------ Material provided ------

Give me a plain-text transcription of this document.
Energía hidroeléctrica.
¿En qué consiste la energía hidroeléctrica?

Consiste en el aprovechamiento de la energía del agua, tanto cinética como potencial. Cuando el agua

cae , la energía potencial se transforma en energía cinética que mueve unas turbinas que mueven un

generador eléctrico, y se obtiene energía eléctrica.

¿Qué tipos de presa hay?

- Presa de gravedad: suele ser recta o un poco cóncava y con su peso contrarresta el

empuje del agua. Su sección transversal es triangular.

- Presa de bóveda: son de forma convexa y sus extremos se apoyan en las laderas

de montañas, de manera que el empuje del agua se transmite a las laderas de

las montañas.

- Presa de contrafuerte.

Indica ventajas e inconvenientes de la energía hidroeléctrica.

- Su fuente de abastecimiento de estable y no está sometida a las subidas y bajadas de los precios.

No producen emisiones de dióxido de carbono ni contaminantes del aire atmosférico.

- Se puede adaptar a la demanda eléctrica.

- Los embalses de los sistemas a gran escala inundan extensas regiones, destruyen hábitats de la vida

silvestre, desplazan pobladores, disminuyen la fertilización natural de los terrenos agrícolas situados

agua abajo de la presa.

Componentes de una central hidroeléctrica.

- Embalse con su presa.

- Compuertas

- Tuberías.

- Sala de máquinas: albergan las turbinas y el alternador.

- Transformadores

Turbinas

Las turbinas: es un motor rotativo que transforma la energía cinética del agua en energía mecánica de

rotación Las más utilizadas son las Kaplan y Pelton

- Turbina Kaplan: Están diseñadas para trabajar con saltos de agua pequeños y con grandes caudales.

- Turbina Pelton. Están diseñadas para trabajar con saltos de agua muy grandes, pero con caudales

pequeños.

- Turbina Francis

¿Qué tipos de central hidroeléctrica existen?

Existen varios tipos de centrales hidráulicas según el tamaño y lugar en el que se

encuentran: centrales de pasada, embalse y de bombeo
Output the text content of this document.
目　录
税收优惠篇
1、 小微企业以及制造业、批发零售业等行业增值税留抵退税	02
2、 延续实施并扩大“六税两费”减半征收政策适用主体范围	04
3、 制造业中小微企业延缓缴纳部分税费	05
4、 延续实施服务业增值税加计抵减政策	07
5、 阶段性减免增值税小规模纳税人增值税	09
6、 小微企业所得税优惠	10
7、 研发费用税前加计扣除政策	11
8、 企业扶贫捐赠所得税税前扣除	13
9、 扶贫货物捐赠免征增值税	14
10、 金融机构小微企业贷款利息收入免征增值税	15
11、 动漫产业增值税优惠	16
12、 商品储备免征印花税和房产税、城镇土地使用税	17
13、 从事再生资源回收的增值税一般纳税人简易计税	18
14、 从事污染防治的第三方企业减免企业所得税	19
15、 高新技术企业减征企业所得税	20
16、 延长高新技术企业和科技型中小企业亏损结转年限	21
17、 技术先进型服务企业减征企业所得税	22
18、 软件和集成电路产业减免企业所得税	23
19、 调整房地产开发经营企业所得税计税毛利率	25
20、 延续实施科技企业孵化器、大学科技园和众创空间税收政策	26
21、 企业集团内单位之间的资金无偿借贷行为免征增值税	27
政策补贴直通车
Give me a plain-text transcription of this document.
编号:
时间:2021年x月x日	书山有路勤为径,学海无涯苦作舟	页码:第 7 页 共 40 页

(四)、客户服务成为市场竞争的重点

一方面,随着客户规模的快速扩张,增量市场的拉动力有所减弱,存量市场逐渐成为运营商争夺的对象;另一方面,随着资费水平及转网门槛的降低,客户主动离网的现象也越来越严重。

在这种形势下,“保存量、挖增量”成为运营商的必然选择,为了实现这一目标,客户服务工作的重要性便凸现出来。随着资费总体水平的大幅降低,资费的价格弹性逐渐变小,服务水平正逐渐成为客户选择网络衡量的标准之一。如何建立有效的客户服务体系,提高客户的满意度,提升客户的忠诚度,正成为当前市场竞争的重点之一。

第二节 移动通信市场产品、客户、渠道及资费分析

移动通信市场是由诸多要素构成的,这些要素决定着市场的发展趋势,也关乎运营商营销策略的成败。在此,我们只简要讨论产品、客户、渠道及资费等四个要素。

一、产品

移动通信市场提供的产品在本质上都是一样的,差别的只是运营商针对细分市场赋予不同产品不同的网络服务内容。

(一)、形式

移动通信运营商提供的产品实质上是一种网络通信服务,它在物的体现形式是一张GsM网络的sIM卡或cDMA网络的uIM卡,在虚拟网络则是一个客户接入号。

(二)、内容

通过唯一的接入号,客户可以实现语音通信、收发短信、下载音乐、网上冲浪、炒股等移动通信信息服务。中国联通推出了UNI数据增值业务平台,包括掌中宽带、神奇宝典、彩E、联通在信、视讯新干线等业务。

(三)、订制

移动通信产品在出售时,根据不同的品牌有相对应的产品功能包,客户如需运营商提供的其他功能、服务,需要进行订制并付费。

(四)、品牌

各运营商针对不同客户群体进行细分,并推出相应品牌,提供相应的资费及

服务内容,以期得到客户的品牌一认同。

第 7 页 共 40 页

------

All of the material above needs to be copied exactly.

**Response to this exercise:**
Give me a plain-text transcription of this document.
Energía hidroeléctrica.
¿En qué consiste la energía hidroeléctrica?

Consiste en el aprovechamiento de la energía del agua, tanto cinética como potencial. Cuando el agua

cae , la energía potencial se transforma en energía cinética que mueve unas turbinas que mueven un

generador eléctrico, y se obtiene energía eléctrica.

¿Qué tipos de presa hay?

- Presa de gravedad: suele ser recta o un poco cóncava y con su peso contrarresta el

empuje del agua. Su sección transversal es triangular.

- Presa de bóveda: son de forma convexa y sus extremos se apoyan en las laderas

de montañas, de manera que el empuje del agua se transmite a las laderas de

las montañas.

- Presa de contrafuerte.

Indica ventajas e inconvenientes de la energía hidroeléctrica.

- Su fuente de abastecimiento de estable y no está sometida a las subidas y bajadas de los precios.

No producen emisiones de dióxido de carbono ni contaminantes del aire atmosférico.

- Se puede adaptar a la demanda eléctrica.

- Los embalses de los sistemas a gran escala inundan extensas regiones, destruyen hábitats de la vida

silvestre, desplazan pobladores, disminuyen la fertilización natural de los terrenos agrícolas situados

agua abajo de la presa.

Componentes de una central hidroeléctrica.

- Embalse con su presa.

- Compuertas

- Tuberías.

- Sala de máquinas: albergan las turbinas y el alternador.

- Transformadores

Turbinas

Las turbinas: es un motor rotativo que transforma la energía cinética del agua en energía mecánica de

rotación Las más utilizadas son las Kaplan y Pelton

- Turbina Kaplan: Están diseñadas para trabajar con saltos de agua pequeños y con grandes caudales.

- Turbina Pelton. Están diseñadas para trabajar con saltos de agua muy grandes, pero con caudales

pequeños.

- Turbina Francis

¿Qué tipos de central hidroeléctrica existen?

Existen varios tipos de centrales hidráulicas según el tamaño y lugar en el que se

encuentran: centrales de pasada, embalse y de bombeo
Output the text content of this document.
目　录
税收优惠篇
1、 小微企业以及制造业、批发零售业等行业增值税留抵退税	02
2、 延续实施并扩大“六税两费”减半征收政策适用主体范围	04
3、 制造业中小微企业延缓缴纳部分税费	05
4、 延续实施服务业增值税加计抵减政策	07
5、 阶段性减免增值税小规模纳税人增值税	09
6、 小微企业所得税优惠	10
7、 研发费用税前加计扣除政策	11
8、 企业扶贫捐赠所得税税前扣除	13
9、 扶贫货物捐赠免征增值税	14
10、 金融机构小微企业贷款利息收入免征增值税	15
11、 动漫产业增值税优惠	16
12、 商品储备免征印花税和房产税、城镇土地使用税	17
13、 从事再生资源回收的增值税一般纳税人简易计税	18
14、 从事污染防治的第三方企业减免企业所得税	19
15、 高新技术企业减征企业所得税	20
16、 延长高新技术企业和科技型中小企业亏损结转年限	21
17、 技术先进型服务企业减征企业所得税	22
18、 软件和集成电路产业减免企业所得税	23
19、 调整房地产开发经营企业所得税计税毛利率	25
20、 延续实施科技企业孵化器、大学科技园和众创空间税收政策	26
21、 企业集团内单位之间的资金无偿借贷行为免征增值税	27
政策补贴直通车
Give me a plain-text transcription of this document.
编号:
时间:2021年x月x日	书山有路勤为径,学海无涯苦作舟	页码:第 7 页 共 40 页

(四)、客户服务成为市场竞争的重点

一方面,随着客户规模的快速扩张,增量市场的拉动力有所减弱,存量市场逐渐成为运营商争夺的对象;另一方面,随着资费水平及转网门槛的降低,客户主动离网的现象也越来越严重。

在这种形势下,“保存量、挖增量”成为运营商的必然选择,为了实现这一目标,客户服务工作的重要性便凸现出来。随着资费总体水平的大幅降低,资费的价格弹性逐渐变小,服务水平正逐渐成为客户选择网络衡量的标准之一。如何建立有效的客户服务体系,提高客户的满意度,提升客户的忠诚度,正成为当前市场竞争的重点之一。

第二节 移动通信市场产品、客户、渠道及资费分析

移动通信市场是由诸多要素构成的,这些要素决定着市场的发展趋势,也关乎运营商营销策略的成败。在此,我们只简要讨论产品、客户、渠道及资费等四个要素。

一、产品

移动通信市场提供的产品在本质上都是一样的,差别的只是运营商针对细分市场赋予不同产品不同的网络服务内容。

(一)、形式

移动通信运营商提供的产品实质上是一种网络通信服务,它在物的体现形式是一张GsM网络的sIM卡或cDMA网络的uIM卡,在虚拟网络则是一个客户接入号。

(二)、内容

通过唯一的接入号,客户可以实现语音通信、收发短信、下载音乐、网上冲浪、炒股等移动通信信息服务。中国联通推出了UNI数据增值业务平台,包括掌中宽带、神奇宝典、彩E、联通在信、视讯新干线等业务。

(三)、订制

移动通信产品在出售时,根据不同的品牌有相对应的产品功能包,客户如需运营商提供的其他功能、服务,需要进行订制并付费。

(四)、品牌

各运营商针对不同客户群体进行细分,并推出相应品牌,提供相应的资费及

服务内容,以期得到客户的品牌一认同。

第 7 页 共 40 页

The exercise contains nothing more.